● Written request:
Extract each line bearing the word "Elevation".

(Records excerpted from a collection)
-- -- --

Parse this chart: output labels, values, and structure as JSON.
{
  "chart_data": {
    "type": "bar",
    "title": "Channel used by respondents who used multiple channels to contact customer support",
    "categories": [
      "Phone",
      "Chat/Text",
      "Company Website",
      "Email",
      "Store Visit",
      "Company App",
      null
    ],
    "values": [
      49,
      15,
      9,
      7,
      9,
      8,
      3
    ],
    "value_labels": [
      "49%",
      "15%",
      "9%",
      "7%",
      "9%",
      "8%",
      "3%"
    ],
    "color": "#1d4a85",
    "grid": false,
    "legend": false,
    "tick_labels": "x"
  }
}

-- -- --

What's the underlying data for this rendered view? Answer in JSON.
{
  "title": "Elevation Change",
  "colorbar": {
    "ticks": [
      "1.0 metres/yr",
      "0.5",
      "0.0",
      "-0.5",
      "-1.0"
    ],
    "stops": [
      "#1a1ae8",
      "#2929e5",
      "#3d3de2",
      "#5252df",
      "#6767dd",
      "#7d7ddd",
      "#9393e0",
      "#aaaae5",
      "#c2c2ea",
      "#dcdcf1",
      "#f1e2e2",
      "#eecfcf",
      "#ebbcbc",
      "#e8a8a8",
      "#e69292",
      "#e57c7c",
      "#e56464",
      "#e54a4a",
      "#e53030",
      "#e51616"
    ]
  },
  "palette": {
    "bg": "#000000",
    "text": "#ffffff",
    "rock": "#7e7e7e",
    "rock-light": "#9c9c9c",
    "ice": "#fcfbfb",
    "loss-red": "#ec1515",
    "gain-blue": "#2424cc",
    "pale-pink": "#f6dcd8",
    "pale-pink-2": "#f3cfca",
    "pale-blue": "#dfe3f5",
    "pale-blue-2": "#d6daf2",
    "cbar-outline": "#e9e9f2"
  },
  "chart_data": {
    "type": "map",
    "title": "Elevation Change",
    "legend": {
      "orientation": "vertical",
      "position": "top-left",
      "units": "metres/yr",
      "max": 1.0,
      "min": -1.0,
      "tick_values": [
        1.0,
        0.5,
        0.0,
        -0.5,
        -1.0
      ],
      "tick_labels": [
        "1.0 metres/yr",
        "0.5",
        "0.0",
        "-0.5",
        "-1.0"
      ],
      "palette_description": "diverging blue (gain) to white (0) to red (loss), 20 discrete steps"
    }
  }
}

-- -- --

● Reply:
  "title": "Elevation Change",
    "title": "Elevation Change",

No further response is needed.